▶ _WHAT YOU NEED TO DO_
All entries below are to be set down again, identical to the source.
******
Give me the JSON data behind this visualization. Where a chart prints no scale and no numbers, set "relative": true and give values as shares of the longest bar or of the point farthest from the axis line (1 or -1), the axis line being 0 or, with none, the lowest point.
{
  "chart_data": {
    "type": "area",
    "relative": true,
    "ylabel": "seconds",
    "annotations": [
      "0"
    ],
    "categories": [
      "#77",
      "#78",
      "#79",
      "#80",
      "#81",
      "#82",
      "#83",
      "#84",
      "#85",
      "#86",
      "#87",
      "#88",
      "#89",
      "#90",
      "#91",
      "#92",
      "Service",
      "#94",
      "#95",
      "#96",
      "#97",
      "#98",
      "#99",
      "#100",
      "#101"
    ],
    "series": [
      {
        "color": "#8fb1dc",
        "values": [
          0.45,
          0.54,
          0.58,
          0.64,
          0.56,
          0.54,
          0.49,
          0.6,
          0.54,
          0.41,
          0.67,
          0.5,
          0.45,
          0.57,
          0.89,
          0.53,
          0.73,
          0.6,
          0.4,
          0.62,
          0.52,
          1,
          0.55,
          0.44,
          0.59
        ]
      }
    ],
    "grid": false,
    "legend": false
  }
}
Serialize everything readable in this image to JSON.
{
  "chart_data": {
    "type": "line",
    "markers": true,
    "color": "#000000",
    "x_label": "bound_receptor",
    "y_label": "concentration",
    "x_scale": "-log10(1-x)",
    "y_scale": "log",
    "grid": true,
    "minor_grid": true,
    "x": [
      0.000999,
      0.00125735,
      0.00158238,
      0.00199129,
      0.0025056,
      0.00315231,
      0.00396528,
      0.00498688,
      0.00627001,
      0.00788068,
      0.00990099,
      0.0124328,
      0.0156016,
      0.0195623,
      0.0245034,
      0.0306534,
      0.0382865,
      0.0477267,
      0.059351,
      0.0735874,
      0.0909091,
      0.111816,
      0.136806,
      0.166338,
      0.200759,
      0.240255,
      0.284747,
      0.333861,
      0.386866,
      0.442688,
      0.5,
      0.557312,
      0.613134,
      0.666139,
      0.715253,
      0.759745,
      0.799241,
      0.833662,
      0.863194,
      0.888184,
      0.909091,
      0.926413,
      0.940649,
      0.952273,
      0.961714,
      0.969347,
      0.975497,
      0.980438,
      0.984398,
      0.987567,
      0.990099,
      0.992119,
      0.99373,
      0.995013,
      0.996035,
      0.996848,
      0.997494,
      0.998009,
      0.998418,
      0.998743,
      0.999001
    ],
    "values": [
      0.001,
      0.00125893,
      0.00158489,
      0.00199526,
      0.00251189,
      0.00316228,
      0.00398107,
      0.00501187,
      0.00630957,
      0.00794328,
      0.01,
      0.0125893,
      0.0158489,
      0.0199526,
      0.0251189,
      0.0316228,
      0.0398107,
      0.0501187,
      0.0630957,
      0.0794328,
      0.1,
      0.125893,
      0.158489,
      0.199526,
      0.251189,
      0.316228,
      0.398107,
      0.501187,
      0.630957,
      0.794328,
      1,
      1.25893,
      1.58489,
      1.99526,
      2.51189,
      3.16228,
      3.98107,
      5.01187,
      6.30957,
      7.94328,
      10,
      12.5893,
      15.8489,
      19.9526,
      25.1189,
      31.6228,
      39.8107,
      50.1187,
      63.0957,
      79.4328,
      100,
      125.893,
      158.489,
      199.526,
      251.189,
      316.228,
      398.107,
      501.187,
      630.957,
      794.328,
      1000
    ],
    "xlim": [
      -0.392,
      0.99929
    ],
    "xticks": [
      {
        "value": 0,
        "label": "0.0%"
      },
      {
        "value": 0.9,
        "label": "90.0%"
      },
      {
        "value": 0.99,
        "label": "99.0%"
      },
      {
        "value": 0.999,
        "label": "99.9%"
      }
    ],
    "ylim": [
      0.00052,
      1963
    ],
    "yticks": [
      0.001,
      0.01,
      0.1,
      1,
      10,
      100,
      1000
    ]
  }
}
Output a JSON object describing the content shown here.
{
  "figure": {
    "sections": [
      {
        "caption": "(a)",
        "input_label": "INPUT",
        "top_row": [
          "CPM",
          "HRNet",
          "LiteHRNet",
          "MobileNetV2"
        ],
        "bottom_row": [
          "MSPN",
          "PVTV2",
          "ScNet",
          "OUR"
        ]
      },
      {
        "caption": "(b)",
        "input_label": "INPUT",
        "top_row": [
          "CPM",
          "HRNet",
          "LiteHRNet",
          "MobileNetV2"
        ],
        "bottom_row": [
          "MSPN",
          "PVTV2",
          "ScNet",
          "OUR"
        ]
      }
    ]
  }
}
******
▶ _SOLUTION_
Give me the JSON data behind this visualization. Where a chart prints no scale and no numbers, set "relative": true and give values as shares of the longest bar or of the point farthest from the axis line (1 or -1), the axis line being 0 or, with none, the lowest point.
{
  "chart_data": {
    "type": "area",
    "relative": true,
    "ylabel": "seconds",
    "annotations": [
      "0"
    ],
    "categories": [
      "#77",
      "#78",
      "#79",
      "#80",
      "#81",
      "#82",
      "#83",
      "#84",
      "#85",
      "#86",
      "#87",
      "#88",
      "#89",
      "#90",
      "#91",
      "#92",
      "Service",
      "#94",
      "#95",
      "#96",
      "#97",
      "#98",
      "#99",
      "#100",
      "#101"
    ],
    "series": [
      {
        "color": "#8fb1dc",
        "values": [
          0.45,
          0.54,
          0.58,
          0.64,
          0.56,
          0.54,
          0.49,
          0.6,
          0.54,
          0.41,
          0.67,
          0.5,
          0.45,
          0.57,
          0.89,
          0.53,
          0.73,
          0.6,
          0.4,
          0.62,
          0.52,
          1,
          0.55,
          0.44,
          0.59
        ]
      }
    ],
    "grid": false,
    "legend": false
  }
}
Serialize everything readable in this image to JSON.
{
  "chart_data": {
    "type": "line",
    "markers": true,
    "color": "#000000",
    "x_label": "bound_receptor",
    "y_label": "concentration",
    "x_scale": "-log10(1-x)",
    "y_scale": "log",
    "grid": true,
    "minor_grid": true,
    "x": [
      0.000999,
      0.00125735,
      0.00158238,
      0.00199129,
      0.0025056,
      0.00315231,
      0.00396528,
      0.00498688,
      0.00627001,
      0.00788068,
      0.00990099,
      0.0124328,
      0.0156016,
      0.0195623,
      0.0245034,
      0.0306534,
      0.0382865,
      0.0477267,
      0.059351,
      0.0735874,
      0.0909091,
      0.111816,
      0.136806,
      0.166338,
      0.200759,
      0.240255,
      0.284747,
      0.333861,
      0.386866,
      0.442688,
      0.5,
      0.557312,
      0.613134,
      0.666139,
      0.715253,
      0.759745,
      0.799241,
      0.833662,
      0.863194,
      0.888184,
      0.909091,
      0.926413,
      0.940649,
      0.952273,
      0.961714,
      0.969347,
      0.975497,
      0.980438,
      0.984398,
      0.987567,
      0.990099,
      0.992119,
      0.99373,
      0.995013,
      0.996035,
      0.996848,
      0.997494,
      0.998009,
      0.998418,
      0.998743,
      0.999001
    ],
    "values": [
      0.001,
      0.00125893,
      0.00158489,
      0.00199526,
      0.00251189,
      0.00316228,
      0.00398107,
      0.00501187,
      0.00630957,
      0.00794328,
      0.01,
      0.0125893,
      0.0158489,
      0.0199526,
      0.0251189,
      0.0316228,
      0.0398107,
      0.0501187,
      0.0630957,
      0.0794328,
      0.1,
      0.125893,
      0.158489,
      0.199526,
      0.251189,
      0.316228,
      0.398107,
      0.501187,
      0.630957,
      0.794328,
      1,
      1.25893,
      1.58489,
      1.99526,
      2.51189,
      3.16228,
      3.98107,
      5.01187,
      6.30957,
      7.94328,
      10,
      12.5893,
      15.8489,
      19.9526,
      25.1189,
      31.6228,
      39.8107,
      50.1187,
      63.0957,
      79.4328,
      100,
      125.893,
      158.489,
      199.526,
      251.189,
      316.228,
      398.107,
      501.187,
      630.957,
      794.328,
      1000
    ],
    "xlim": [
      -0.392,
      0.99929
    ],
    "xticks": [
      {
        "value": 0,
        "label": "0.0%"
      },
      {
        "value": 0.9,
        "label": "90.0%"
      },
      {
        "value": 0.99,
        "label": "99.0%"
      },
      {
        "value": 0.999,
        "label": "99.9%"
      }
    ],
    "ylim": [
      0.00052,
      1963
    ],
    "yticks": [
      0.001,
      0.01,
      0.1,
      1,
      10,
      100,
      1000
    ]
  }
}
Output a JSON object describing the content shown here.
{
  "figure": {
    "sections": [
      {
        "caption": "(a)",
        "input_label": "INPUT",
        "top_row": [
          "CPM",
          "HRNet",
          "LiteHRNet",
          "MobileNetV2"
        ],
        "bottom_row": [
          "MSPN",
          "PVTV2",
          "ScNet",
          "OUR"
        ]
      },
      {
        "caption": "(b)",
        "input_label": "INPUT",
        "top_row": [
          "CPM",
          "HRNet",
          "LiteHRNet",
          "MobileNetV2"
        ],
        "bottom_row": [
          "MSPN",
          "PVTV2",
          "ScNet",
          "OUR"
        ]
      }
    ]
  }
}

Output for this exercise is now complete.